■ TAREA INDICADA A ■
Traduce al inglés esta oración del texto sobre El Boliche de Roberto: «Ahí descansaban los caballos de los carreros que venían al Mercado del Abasto».

■ BLOQUE DE TEXTO ■
━━━

El Boliche de Roberto, un lugar mítico con la huella de Gardel y Pugliese
La leyenda dice que Carlos Gardel entró y se acodó en la barra. Cantó un tango y bailó. Dos datos refuerzan esta teoría: el “zorzal criollo” trabajaba en una imprenta a la vuelta. Vivía a poco más de diez cuadras y se movía por el Mercado del Abasto, de donde llegaban los habitúes de la cantina. Este mítico bar notable en la esquina de Perón y Bulnes, barrio de Almagro, llamado “12 de Octubre” cumplió 130 años, aunque es solo el nombre oficial. Acá todos lo conocen con otro más familiar: El Boliche de Roberto por donde pasaron notables músicos como Osvaldo Peredo, Osvaldo Pugliese, María Graña, más acá en el tiempo Julieta Venegas, Hernán «El Cabra» de Vega.
Los bares no son históricos solo por su oferta, sino sobre todo por su relación con el barrio y sus habitantes. Todo comenzó en 1893, cuando el asturiano Francisco Pérez abría el espacio llamado “Casaquinta”. Ahí descansaban los caballos de los carreros que venían al Mercado del Abasto. En 1929, la Plaza Almagro cambia su nombre a “12 de Octubre” y el dueño de Casaquinta (ubicado en diagonal al espacio verde) decide hacer lo propio con su despacho de bebidas.

━━━

■ DATOS PROPORCIONADOS ■
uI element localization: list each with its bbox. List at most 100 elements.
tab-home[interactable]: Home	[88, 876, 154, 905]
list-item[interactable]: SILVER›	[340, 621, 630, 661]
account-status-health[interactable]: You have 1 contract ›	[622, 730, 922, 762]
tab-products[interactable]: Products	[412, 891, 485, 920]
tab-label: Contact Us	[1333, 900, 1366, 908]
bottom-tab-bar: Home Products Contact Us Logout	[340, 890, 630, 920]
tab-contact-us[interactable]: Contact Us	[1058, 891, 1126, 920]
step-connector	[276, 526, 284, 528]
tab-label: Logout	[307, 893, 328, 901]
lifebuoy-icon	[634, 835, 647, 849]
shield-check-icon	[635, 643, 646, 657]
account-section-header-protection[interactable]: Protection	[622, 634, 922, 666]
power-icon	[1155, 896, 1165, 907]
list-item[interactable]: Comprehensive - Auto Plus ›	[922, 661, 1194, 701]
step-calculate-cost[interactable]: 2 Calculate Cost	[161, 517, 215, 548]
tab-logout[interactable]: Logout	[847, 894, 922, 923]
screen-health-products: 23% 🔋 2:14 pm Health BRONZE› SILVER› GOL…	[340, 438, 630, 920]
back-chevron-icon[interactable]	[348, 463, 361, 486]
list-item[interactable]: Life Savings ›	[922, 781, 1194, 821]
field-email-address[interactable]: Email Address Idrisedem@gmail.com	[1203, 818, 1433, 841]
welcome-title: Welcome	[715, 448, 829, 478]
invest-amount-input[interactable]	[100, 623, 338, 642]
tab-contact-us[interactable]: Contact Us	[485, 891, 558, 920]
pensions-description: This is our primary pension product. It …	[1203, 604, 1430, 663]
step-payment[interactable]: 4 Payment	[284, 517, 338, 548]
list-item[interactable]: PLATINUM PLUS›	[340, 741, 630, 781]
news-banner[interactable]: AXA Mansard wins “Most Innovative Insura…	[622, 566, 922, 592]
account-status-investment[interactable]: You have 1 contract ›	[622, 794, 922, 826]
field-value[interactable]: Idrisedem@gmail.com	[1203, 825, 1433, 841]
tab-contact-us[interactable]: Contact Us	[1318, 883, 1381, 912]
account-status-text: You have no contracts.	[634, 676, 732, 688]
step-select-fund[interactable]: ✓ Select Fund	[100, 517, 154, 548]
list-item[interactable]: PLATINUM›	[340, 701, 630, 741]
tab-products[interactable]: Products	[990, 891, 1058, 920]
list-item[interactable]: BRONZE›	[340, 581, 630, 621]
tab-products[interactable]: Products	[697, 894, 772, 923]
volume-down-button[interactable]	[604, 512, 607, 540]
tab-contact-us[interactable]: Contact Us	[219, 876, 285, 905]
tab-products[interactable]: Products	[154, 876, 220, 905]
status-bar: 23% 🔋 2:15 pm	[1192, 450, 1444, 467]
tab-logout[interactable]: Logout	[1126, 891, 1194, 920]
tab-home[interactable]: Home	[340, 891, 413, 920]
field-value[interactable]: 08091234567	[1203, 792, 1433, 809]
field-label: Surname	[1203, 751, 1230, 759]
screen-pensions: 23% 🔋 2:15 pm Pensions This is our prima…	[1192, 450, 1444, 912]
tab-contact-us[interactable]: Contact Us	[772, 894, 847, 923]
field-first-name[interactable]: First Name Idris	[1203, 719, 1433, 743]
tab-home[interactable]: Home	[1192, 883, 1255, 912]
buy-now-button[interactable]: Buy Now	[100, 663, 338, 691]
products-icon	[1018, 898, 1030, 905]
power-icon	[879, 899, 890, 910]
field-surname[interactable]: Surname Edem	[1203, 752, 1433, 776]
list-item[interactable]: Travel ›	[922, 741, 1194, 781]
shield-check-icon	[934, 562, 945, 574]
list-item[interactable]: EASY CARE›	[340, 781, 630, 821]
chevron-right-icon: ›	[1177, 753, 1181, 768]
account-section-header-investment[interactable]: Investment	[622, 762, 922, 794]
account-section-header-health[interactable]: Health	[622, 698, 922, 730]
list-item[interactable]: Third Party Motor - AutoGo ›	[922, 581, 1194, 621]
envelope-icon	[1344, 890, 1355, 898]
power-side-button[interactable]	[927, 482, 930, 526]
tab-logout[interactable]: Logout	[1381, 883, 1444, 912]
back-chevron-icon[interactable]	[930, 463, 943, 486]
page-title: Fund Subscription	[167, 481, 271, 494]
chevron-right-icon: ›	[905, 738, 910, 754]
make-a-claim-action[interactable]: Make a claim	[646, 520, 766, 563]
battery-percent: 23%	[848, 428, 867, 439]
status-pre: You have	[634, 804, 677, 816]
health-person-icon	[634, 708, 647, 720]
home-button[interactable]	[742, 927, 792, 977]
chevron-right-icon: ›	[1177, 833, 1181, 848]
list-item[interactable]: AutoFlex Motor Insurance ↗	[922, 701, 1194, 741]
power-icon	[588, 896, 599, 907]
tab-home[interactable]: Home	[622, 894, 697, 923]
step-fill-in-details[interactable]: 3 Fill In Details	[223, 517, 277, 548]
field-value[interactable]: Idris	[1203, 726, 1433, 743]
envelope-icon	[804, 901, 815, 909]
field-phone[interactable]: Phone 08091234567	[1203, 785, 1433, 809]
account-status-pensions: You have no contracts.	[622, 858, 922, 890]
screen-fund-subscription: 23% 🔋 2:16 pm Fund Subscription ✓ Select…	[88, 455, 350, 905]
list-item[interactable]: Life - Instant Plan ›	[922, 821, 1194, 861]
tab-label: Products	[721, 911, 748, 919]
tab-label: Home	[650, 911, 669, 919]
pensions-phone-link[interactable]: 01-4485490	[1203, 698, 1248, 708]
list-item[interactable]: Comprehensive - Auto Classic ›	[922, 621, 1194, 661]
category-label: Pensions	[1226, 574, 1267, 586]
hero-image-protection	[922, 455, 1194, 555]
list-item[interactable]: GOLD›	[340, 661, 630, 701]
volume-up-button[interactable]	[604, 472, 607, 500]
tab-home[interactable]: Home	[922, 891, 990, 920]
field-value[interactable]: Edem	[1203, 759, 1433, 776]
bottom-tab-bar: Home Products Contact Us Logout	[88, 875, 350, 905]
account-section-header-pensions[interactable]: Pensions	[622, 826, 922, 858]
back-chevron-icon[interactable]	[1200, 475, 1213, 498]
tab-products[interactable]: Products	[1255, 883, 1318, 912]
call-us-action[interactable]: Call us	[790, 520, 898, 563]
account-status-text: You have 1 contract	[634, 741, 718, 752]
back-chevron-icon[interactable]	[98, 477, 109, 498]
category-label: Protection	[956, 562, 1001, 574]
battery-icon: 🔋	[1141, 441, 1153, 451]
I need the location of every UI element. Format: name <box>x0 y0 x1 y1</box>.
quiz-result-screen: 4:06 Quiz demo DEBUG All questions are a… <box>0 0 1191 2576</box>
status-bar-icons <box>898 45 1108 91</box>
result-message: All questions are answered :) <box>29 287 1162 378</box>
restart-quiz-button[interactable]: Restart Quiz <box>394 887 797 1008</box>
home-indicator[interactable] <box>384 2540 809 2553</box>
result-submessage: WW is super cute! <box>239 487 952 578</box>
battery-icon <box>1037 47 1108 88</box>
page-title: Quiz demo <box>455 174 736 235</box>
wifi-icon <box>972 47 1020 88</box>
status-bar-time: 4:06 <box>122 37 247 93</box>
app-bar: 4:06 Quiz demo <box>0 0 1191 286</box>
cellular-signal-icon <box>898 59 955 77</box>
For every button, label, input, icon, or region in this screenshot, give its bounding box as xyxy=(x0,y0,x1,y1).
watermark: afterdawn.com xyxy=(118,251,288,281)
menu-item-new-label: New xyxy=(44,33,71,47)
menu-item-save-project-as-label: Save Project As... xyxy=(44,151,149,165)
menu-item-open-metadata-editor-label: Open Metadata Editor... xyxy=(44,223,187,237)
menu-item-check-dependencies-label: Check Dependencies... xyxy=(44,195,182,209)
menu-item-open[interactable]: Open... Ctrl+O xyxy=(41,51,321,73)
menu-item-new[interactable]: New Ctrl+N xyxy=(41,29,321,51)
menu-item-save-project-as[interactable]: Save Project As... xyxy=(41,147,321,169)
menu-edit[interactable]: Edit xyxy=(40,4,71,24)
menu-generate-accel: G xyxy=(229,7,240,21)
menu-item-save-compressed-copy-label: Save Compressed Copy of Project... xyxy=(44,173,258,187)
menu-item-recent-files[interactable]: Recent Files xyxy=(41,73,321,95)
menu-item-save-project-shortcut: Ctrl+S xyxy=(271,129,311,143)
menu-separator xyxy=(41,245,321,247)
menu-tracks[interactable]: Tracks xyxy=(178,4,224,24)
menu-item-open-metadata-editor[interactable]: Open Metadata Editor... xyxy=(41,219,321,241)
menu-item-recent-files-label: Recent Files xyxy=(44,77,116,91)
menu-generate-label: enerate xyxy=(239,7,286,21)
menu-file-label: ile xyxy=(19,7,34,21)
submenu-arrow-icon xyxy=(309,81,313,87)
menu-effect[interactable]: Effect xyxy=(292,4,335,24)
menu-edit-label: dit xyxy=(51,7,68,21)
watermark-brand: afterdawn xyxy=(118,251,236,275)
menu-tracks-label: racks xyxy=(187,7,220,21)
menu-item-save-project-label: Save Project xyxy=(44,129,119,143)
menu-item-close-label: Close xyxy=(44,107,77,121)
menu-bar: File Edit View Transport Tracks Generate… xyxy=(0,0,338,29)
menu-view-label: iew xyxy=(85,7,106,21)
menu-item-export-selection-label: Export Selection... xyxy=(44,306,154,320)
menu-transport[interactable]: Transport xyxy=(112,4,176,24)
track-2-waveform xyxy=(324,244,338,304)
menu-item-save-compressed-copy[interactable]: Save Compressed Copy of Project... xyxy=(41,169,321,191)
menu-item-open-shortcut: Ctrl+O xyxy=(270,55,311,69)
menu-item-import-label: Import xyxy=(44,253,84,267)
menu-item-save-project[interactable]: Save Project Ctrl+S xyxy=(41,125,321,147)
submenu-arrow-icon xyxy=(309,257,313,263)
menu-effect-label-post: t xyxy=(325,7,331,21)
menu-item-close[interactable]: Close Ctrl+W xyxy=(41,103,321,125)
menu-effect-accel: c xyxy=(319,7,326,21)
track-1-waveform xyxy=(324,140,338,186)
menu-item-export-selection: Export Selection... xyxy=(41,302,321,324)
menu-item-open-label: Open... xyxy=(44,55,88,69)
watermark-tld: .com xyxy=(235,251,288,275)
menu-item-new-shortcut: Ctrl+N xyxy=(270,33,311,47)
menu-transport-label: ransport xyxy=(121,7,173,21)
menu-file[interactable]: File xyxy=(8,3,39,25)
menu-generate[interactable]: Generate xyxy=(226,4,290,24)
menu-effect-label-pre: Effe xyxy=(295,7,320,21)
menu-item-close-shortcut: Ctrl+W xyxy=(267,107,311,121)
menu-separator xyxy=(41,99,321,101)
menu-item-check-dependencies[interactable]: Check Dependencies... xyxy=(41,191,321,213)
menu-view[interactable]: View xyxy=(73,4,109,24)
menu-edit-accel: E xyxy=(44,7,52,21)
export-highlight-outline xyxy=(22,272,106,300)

━━━

■ TAREA INDICADA B ■
Localiza en el listado cada línea que contenga la cadena "Recent" y cópiala completa. Distingue entre mayúsculas y minúsculas.

■ RESPUESTA ESCRITA A ■
The horses of the cart drivers who came to the Mercado del Abasto rested there.

■ RESPUESTA ESCRITA B ■
menu-item-recent-files[interactable]: Recent Files xyxy=(41,73,321,95)
menu-item-recent-files-label: Recent Files xyxy=(44,77,116,91)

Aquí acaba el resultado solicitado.